Requirements ▸ Present the data once more in exactly its original form.

Material provided ▸
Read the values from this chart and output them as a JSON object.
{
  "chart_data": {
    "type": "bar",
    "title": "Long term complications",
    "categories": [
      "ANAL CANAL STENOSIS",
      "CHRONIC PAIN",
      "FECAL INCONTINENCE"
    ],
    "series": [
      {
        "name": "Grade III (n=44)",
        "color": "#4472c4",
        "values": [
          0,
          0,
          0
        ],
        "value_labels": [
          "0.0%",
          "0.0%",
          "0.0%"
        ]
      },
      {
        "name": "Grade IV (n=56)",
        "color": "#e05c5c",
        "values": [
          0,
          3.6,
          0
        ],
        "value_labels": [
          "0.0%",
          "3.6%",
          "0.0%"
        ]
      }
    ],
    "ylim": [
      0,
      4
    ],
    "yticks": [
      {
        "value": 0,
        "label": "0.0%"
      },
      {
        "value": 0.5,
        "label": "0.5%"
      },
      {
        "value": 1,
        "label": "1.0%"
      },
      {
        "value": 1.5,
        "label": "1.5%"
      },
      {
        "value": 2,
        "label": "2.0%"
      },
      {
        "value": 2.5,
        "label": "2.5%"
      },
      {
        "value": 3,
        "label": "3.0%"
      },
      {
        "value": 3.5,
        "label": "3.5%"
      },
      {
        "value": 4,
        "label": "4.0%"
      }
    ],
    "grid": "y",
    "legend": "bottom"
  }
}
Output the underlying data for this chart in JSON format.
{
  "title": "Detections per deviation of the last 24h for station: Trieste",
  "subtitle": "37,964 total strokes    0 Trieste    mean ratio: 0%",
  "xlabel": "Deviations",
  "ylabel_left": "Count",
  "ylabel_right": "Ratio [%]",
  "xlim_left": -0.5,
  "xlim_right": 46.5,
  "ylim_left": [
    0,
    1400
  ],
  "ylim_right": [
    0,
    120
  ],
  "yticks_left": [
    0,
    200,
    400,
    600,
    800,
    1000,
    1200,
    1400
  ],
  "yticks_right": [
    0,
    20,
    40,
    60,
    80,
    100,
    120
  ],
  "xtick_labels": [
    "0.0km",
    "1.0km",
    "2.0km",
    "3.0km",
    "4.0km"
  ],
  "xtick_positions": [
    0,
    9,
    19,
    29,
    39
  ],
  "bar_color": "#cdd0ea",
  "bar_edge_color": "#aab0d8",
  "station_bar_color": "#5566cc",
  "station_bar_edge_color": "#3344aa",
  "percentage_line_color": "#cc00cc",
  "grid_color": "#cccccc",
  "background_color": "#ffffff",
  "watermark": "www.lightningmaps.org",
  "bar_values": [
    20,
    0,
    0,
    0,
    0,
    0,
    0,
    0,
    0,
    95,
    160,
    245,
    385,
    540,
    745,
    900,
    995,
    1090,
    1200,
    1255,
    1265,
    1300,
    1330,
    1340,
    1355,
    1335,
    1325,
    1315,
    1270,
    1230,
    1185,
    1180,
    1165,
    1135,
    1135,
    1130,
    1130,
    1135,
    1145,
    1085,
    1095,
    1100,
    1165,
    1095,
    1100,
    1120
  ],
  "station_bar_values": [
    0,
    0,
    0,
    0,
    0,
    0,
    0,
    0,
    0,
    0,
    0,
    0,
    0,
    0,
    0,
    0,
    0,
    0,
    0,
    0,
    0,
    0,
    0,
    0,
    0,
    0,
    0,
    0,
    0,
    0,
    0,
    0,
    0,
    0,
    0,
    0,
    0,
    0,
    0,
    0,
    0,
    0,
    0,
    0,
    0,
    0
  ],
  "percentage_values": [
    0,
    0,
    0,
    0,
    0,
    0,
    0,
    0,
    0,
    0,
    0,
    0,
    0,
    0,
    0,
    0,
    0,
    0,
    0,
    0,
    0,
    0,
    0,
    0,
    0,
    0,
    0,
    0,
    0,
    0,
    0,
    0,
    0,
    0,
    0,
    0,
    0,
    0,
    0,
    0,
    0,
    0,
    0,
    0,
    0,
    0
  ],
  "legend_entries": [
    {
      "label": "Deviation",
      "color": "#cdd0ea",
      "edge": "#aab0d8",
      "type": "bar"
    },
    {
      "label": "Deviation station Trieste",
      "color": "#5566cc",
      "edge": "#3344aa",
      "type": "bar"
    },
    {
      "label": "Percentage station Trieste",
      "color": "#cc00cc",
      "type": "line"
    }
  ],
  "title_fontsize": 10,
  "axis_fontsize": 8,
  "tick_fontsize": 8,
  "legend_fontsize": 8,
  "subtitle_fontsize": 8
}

Worked solution ▸
Read the values from this chart and output them as a JSON object.
{
  "chart_data": {
    "type": "bar",
    "title": "Long term complications",
    "categories": [
      "ANAL CANAL STENOSIS",
      "CHRONIC PAIN",
      "FECAL INCONTINENCE"
    ],
    "series": [
      {
        "name": "Grade III (n=44)",
        "color": "#4472c4",
        "values": [
          0,
          0,
          0
        ],
        "value_labels": [
          "0.0%",
          "0.0%",
          "0.0%"
        ]
      },
      {
        "name": "Grade IV (n=56)",
        "color": "#e05c5c",
        "values": [
          0,
          3.6,
          0
        ],
        "value_labels": [
          "0.0%",
          "3.6%",
          "0.0%"
        ]
      }
    ],
    "ylim": [
      0,
      4
    ],
    "yticks": [
      {
        "value": 0,
        "label": "0.0%"
      },
      {
        "value": 0.5,
        "label": "0.5%"
      },
      {
        "value": 1,
        "label": "1.0%"
      },
      {
        "value": 1.5,
        "label": "1.5%"
      },
      {
        "value": 2,
        "label": "2.0%"
      },
      {
        "value": 2.5,
        "label": "2.5%"
      },
      {
        "value": 3,
        "label": "3.0%"
      },
      {
        "value": 3.5,
        "label": "3.5%"
      },
      {
        "value": 4,
        "label": "4.0%"
      }
    ],
    "grid": "y",
    "legend": "bottom"
  }
}
Output the underlying data for this chart in JSON format.
{
  "title": "Detections per deviation of the last 24h for station: Trieste",
  "subtitle": "37,964 total strokes    0 Trieste    mean ratio: 0%",
  "xlabel": "Deviations",
  "ylabel_left": "Count",
  "ylabel_right": "Ratio [%]",
  "xlim_left": -0.5,
  "xlim_right": 46.5,
  "ylim_left": [
    0,
    1400
  ],
  "ylim_right": [
    0,
    120
  ],
  "yticks_left": [
    0,
    200,
    400,
    600,
    800,
    1000,
    1200,
    1400
  ],
  "yticks_right": [
    0,
    20,
    40,
    60,
    80,
    100,
    120
  ],
  "xtick_labels": [
    "0.0km",
    "1.0km",
    "2.0km",
    "3.0km",
    "4.0km"
  ],
  "xtick_positions": [
    0,
    9,
    19,
    29,
    39
  ],
  "bar_color": "#cdd0ea",
  "bar_edge_color": "#aab0d8",
  "station_bar_color": "#5566cc",
  "station_bar_edge_color": "#3344aa",
  "percentage_line_color": "#cc00cc",
  "grid_color": "#cccccc",
  "background_color": "#ffffff",
  "watermark": "www.lightningmaps.org",
  "bar_values": [
    20,
    0,
    0,
    0,
    0,
    0,
    0,
    0,
    0,
    95,
    160,
    245,
    385,
    540,
    745,
    900,
    995,
    1090,
    1200,
    1255,
    1265,
    1300,
    1330,
    1340,
    1355,
    1335,
    1325,
    1315,
    1270,
    1230,
    1185,
    1180,
    1165,
    1135,
    1135,
    1130,
    1130,
    1135,
    1145,
    1085,
    1095,
    1100,
    1165,
    1095,
    1100,
    1120
  ],
  "station_bar_values": [
    0,
    0,
    0,
    0,
    0,
    0,
    0,
    0,
    0,
    0,
    0,
    0,
    0,
    0,
    0,
    0,
    0,
    0,
    0,
    0,
    0,
    0,
    0,
    0,
    0,
    0,
    0,
    0,
    0,
    0,
    0,
    0,
    0,
    0,
    0,
    0,
    0,
    0,
    0,
    0,
    0,
    0,
    0,
    0,
    0,
    0
  ],
  "percentage_values": [
    0,
    0,
    0,
    0,
    0,
    0,
    0,
    0,
    0,
    0,
    0,
    0,
    0,
    0,
    0,
    0,
    0,
    0,
    0,
    0,
    0,
    0,
    0,
    0,
    0,
    0,
    0,
    0,
    0,
    0,
    0,
    0,
    0,
    0,
    0,
    0,
    0,
    0,
    0,
    0,
    0,
    0,
    0,
    0,
    0,
    0
  ],
  "legend_entries": [
    {
      "label": "Deviation",
      "color": "#cdd0ea",
      "edge": "#aab0d8",
      "type": "bar"
    },
    {
      "label": "Deviation station Trieste",
      "color": "#5566cc",
      "edge": "#3344aa",
      "type": "bar"
    },
    {
      "label": "Percentage station Trieste",
      "color": "#cc00cc",
      "type": "line"
    }
  ],
  "title_fontsize": 10,
  "axis_fontsize": 8,
  "tick_fontsize": 8,
  "legend_fontsize": 8,
  "subtitle_fontsize": 8
}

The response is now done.